| REQUIRED WORK |
Rewrite every entry below, changing each "x-tick-label" to "x-axis-tick" and keeping everything else the same.

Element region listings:
+--
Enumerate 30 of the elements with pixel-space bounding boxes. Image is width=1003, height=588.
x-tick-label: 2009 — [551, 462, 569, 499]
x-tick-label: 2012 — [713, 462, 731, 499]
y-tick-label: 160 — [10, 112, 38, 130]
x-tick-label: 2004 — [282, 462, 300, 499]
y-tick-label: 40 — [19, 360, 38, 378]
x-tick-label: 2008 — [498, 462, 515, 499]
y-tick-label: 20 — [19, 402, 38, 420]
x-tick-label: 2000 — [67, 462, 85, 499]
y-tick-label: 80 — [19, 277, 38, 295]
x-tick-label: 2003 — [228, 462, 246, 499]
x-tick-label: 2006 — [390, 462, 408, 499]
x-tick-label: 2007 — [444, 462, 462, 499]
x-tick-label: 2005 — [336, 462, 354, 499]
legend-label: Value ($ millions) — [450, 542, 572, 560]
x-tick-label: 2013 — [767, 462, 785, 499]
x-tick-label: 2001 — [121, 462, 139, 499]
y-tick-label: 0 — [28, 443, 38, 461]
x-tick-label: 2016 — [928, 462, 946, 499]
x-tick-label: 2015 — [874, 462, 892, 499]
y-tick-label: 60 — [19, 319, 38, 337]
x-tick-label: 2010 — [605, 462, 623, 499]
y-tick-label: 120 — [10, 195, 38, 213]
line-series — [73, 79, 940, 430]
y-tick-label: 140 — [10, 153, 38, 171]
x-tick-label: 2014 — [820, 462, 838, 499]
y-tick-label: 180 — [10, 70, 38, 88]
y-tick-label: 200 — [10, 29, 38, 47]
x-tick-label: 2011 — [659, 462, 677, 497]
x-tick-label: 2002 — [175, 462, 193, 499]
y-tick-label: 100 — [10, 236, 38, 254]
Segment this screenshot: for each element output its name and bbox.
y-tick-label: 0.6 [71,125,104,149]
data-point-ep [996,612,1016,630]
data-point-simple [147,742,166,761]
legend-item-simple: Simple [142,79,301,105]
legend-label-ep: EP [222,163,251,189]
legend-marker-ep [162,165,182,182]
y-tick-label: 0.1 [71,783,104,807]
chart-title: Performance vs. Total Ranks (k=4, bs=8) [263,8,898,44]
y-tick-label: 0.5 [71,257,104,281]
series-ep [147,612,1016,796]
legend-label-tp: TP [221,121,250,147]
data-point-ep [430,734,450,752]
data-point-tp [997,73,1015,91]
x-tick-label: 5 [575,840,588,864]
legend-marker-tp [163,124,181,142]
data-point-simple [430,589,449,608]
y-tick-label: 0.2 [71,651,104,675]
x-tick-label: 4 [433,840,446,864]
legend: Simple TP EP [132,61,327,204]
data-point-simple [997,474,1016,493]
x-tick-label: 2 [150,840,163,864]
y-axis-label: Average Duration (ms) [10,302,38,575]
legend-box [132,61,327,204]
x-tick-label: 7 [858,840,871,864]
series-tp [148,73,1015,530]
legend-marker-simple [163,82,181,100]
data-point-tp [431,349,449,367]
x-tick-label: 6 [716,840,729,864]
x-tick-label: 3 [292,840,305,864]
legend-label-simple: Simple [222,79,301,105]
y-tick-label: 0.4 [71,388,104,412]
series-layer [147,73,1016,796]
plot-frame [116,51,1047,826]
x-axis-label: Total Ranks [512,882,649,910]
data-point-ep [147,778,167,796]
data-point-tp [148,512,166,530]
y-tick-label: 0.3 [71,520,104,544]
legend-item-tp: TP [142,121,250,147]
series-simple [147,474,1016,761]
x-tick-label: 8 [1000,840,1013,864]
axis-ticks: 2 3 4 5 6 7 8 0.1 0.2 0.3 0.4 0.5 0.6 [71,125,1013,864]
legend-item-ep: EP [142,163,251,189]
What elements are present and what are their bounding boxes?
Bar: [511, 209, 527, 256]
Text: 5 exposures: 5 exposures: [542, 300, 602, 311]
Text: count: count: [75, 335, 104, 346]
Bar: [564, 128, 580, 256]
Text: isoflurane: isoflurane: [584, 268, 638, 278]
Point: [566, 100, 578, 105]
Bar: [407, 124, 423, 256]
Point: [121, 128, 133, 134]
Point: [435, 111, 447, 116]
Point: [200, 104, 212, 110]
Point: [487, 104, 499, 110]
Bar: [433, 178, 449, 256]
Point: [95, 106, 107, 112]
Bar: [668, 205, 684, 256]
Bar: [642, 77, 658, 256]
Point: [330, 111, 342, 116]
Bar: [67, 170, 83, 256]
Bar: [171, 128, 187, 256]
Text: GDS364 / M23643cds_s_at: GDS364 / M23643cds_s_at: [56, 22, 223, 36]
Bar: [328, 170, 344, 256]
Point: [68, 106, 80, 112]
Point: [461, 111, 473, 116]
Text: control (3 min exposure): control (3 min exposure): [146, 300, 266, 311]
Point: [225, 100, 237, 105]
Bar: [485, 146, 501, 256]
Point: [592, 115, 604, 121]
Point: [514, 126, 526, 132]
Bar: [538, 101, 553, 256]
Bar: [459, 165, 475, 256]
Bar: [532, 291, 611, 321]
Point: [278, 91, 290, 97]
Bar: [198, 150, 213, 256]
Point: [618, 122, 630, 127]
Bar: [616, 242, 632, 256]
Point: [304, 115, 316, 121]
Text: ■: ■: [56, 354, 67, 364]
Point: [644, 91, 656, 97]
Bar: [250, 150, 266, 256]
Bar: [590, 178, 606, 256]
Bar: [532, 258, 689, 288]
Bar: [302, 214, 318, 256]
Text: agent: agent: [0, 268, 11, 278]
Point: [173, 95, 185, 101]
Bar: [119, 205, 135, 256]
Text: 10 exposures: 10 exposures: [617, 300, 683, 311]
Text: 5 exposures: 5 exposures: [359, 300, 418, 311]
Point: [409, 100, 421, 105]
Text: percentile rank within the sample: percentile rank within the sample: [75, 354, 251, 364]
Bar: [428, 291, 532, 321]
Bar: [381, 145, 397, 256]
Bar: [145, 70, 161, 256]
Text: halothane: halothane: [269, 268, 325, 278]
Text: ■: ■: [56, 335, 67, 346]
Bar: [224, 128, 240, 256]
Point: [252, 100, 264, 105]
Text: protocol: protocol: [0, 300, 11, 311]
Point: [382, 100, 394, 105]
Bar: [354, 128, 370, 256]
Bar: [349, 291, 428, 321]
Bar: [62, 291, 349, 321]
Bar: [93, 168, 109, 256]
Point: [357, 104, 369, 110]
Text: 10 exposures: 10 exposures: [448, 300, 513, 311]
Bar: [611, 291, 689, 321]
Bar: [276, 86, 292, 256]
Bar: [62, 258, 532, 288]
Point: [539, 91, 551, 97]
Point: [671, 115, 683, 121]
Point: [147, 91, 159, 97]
+--
| FINAL ANSWER |
Enumerate 30 of the elements with pixel-space bounding boxes. Image is width=1003, height=588.
x-axis-tick: 2009 — [551, 462, 569, 499]
x-axis-tick: 2012 — [713, 462, 731, 499]
y-tick-label: 160 — [10, 112, 38, 130]
x-axis-tick: 2004 — [282, 462, 300, 499]
y-tick-label: 40 — [19, 360, 38, 378]
x-axis-tick: 2008 — [498, 462, 515, 499]
y-tick-label: 20 — [19, 402, 38, 420]
x-axis-tick: 2000 — [67, 462, 85, 499]
y-tick-label: 80 — [19, 277, 38, 295]
x-axis-tick: 2003 — [228, 462, 246, 499]
x-axis-tick: 2006 — [390, 462, 408, 499]
x-axis-tick: 2007 — [444, 462, 462, 499]
x-axis-tick: 2005 — [336, 462, 354, 499]
legend-label: Value ($ millions) — [450, 542, 572, 560]
x-axis-tick: 2013 — [767, 462, 785, 499]
x-axis-tick: 2001 — [121, 462, 139, 499]
y-tick-label: 0 — [28, 443, 38, 461]
x-axis-tick: 2016 — [928, 462, 946, 499]
x-axis-tick: 2015 — [874, 462, 892, 499]
y-tick-label: 60 — [19, 319, 38, 337]
x-axis-tick: 2010 — [605, 462, 623, 499]
y-tick-label: 120 — [10, 195, 38, 213]
line-series — [73, 79, 940, 430]
y-tick-label: 140 — [10, 153, 38, 171]
x-axis-tick: 2014 — [820, 462, 838, 499]
y-tick-label: 180 — [10, 70, 38, 88]
y-tick-label: 200 — [10, 29, 38, 47]
x-axis-tick: 2011 — [659, 462, 677, 497]
x-axis-tick: 2002 — [175, 462, 193, 499]
y-tick-label: 100 — [10, 236, 38, 254]
Segment this screenshot: for each element output its name and bbox.
y-tick-label: 0.6 [71,125,104,149]
data-point-ep [996,612,1016,630]
data-point-simple [147,742,166,761]
legend-item-simple: Simple [142,79,301,105]
legend-label-ep: EP [222,163,251,189]
legend-marker-ep [162,165,182,182]
y-tick-label: 0.1 [71,783,104,807]
chart-title: Performance vs. Total Ranks (k=4, bs=8) [263,8,898,44]
y-tick-label: 0.5 [71,257,104,281]
series-ep [147,612,1016,796]
legend-label-tp: TP [221,121,250,147]
data-point-ep [430,734,450,752]
data-point-tp [997,73,1015,91]
x-axis-tick: 5 [575,840,588,864]
legend-marker-tp [163,124,181,142]
data-point-simple [430,589,449,608]
y-tick-label: 0.2 [71,651,104,675]
x-axis-tick: 4 [433,840,446,864]
legend: Simple TP EP [132,61,327,204]
data-point-simple [997,474,1016,493]
x-axis-tick: 2 [150,840,163,864]
y-axis-label: Average Duration (ms) [10,302,38,575]
legend-box [132,61,327,204]
x-axis-tick: 7 [858,840,871,864]
series-tp [148,73,1015,530]
legend-marker-simple [163,82,181,100]
data-point-tp [431,349,449,367]
x-axis-tick: 6 [716,840,729,864]
x-axis-tick: 3 [292,840,305,864]
legend-label-simple: Simple [222,79,301,105]
y-tick-label: 0.4 [71,388,104,412]
series-layer [147,73,1016,796]
plot-frame [116,51,1047,826]
x-axis-label: Total Ranks [512,882,649,910]
data-point-ep [147,778,167,796]
data-point-tp [148,512,166,530]
y-tick-label: 0.3 [71,520,104,544]
legend-item-tp: TP [142,121,250,147]
series-simple [147,474,1016,761]
x-axis-tick: 8 [1000,840,1013,864]
axis-ticks: 2 3 4 5 6 7 8 0.1 0.2 0.3 0.4 0.5 0.6 [71,125,1013,864]
legend-item-ep: EP [142,163,251,189]
What elements are present and what are their bounding boxes?
Bar: [511, 209, 527, 256]
Text: 5 exposures: 5 exposures: [542, 300, 602, 311]
Text: count: count: [75, 335, 104, 346]
Bar: [564, 128, 580, 256]
Text: isoflurane: isoflurane: [584, 268, 638, 278]
Point: [566, 100, 578, 105]
Bar: [407, 124, 423, 256]
Point: [121, 128, 133, 134]
Point: [435, 111, 447, 116]
Point: [200, 104, 212, 110]
Point: [487, 104, 499, 110]
Bar: [433, 178, 449, 256]
Point: [95, 106, 107, 112]
Bar: [668, 205, 684, 256]
Bar: [642, 77, 658, 256]
Point: [330, 111, 342, 116]
Bar: [67, 170, 83, 256]
Bar: [171, 128, 187, 256]
Text: GDS364 / M23643cds_s_at: GDS364 / M23643cds_s_at: [56, 22, 223, 36]
Bar: [328, 170, 344, 256]
Point: [68, 106, 80, 112]
Point: [461, 111, 473, 116]
Text: control (3 min exposure): control (3 min exposure): [146, 300, 266, 311]
Point: [225, 100, 237, 105]
Bar: [485, 146, 501, 256]
Point: [592, 115, 604, 121]
Point: [514, 126, 526, 132]
Bar: [538, 101, 553, 256]
Bar: [459, 165, 475, 256]
Bar: [532, 291, 611, 321]
Point: [278, 91, 290, 97]
Bar: [198, 150, 213, 256]
Point: [618, 122, 630, 127]
Bar: [616, 242, 632, 256]
Point: [304, 115, 316, 121]
Text: ■: ■: [56, 354, 67, 364]
Point: [644, 91, 656, 97]
Bar: [250, 150, 266, 256]
Bar: [590, 178, 606, 256]
Bar: [532, 258, 689, 288]
Bar: [302, 214, 318, 256]
Text: agent: agent: [0, 268, 11, 278]
Point: [173, 95, 185, 101]
Bar: [119, 205, 135, 256]
Text: 10 exposures: 10 exposures: [617, 300, 683, 311]
Text: 5 exposures: 5 exposures: [359, 300, 418, 311]
Point: [409, 100, 421, 105]
Text: percentile rank within the sample: percentile rank within the sample: [75, 354, 251, 364]
Bar: [428, 291, 532, 321]
Bar: [381, 145, 397, 256]
Bar: [145, 70, 161, 256]
Text: halothane: halothane: [269, 268, 325, 278]
Text: ■: ■: [56, 335, 67, 346]
Bar: [224, 128, 240, 256]
Point: [252, 100, 264, 105]
Text: protocol: protocol: [0, 300, 11, 311]
Point: [382, 100, 394, 105]
Bar: [354, 128, 370, 256]
Bar: [349, 291, 428, 321]
Bar: [62, 291, 349, 321]
Bar: [93, 168, 109, 256]
Point: [357, 104, 369, 110]
Text: 10 exposures: 10 exposures: [448, 300, 513, 311]
Bar: [611, 291, 689, 321]
Bar: [276, 86, 292, 256]
Bar: [62, 258, 532, 288]
Point: [539, 91, 551, 97]
Point: [671, 115, 683, 121]
Point: [147, 91, 159, 97]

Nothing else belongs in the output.